Start of Material
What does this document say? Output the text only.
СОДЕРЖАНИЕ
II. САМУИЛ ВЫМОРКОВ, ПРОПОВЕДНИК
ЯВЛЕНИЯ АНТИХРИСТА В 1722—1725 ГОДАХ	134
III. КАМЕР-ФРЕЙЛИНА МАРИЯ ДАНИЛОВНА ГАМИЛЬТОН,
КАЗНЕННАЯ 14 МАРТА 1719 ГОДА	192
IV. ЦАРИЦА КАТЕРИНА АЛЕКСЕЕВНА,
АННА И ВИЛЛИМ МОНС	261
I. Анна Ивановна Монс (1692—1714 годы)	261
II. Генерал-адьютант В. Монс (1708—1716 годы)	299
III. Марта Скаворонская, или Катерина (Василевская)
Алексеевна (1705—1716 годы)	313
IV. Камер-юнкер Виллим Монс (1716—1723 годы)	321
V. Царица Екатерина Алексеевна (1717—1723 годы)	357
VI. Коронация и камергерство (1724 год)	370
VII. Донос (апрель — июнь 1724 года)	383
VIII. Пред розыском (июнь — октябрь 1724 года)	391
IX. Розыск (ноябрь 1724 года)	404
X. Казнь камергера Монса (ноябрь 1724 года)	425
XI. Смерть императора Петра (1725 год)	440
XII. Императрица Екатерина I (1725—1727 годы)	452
End of Material
Written instruction
Write out every entry above, word for word.

Complete response
What does this document say? Output the text only.
СОДЕРЖАНИЕ
II. САМУИЛ ВЫМОРКОВ, ПРОПОВЕДНИК
ЯВЛЕНИЯ АНТИХРИСТА В 1722—1725 ГОДАХ	134
III. КАМЕР-ФРЕЙЛИНА МАРИЯ ДАНИЛОВНА ГАМИЛЬТОН,
КАЗНЕННАЯ 14 МАРТА 1719 ГОДА	192
IV. ЦАРИЦА КАТЕРИНА АЛЕКСЕЕВНА,
АННА И ВИЛЛИМ МОНС	261
I. Анна Ивановна Монс (1692—1714 годы)	261
II. Генерал-адьютант В. Монс (1708—1716 годы)	299
III. Марта Скаворонская, или Катерина (Василевская)
Алексеевна (1705—1716 годы)	313
IV. Камер-юнкер Виллим Монс (1716—1723 годы)	321
V. Царица Екатерина Алексеевна (1717—1723 годы)	357
VI. Коронация и камергерство (1724 год)	370
VII. Донос (апрель — июнь 1724 года)	383
VIII. Пред розыском (июнь — октябрь 1724 года)	391
IX. Розыск (ноябрь 1724 года)	404
X. Казнь камергера Монса (ноябрь 1724 года)	425
XI. Смерть императора Петра (1725 год)	440
XII. Императрица Екатерина I (1725—1727 годы)	452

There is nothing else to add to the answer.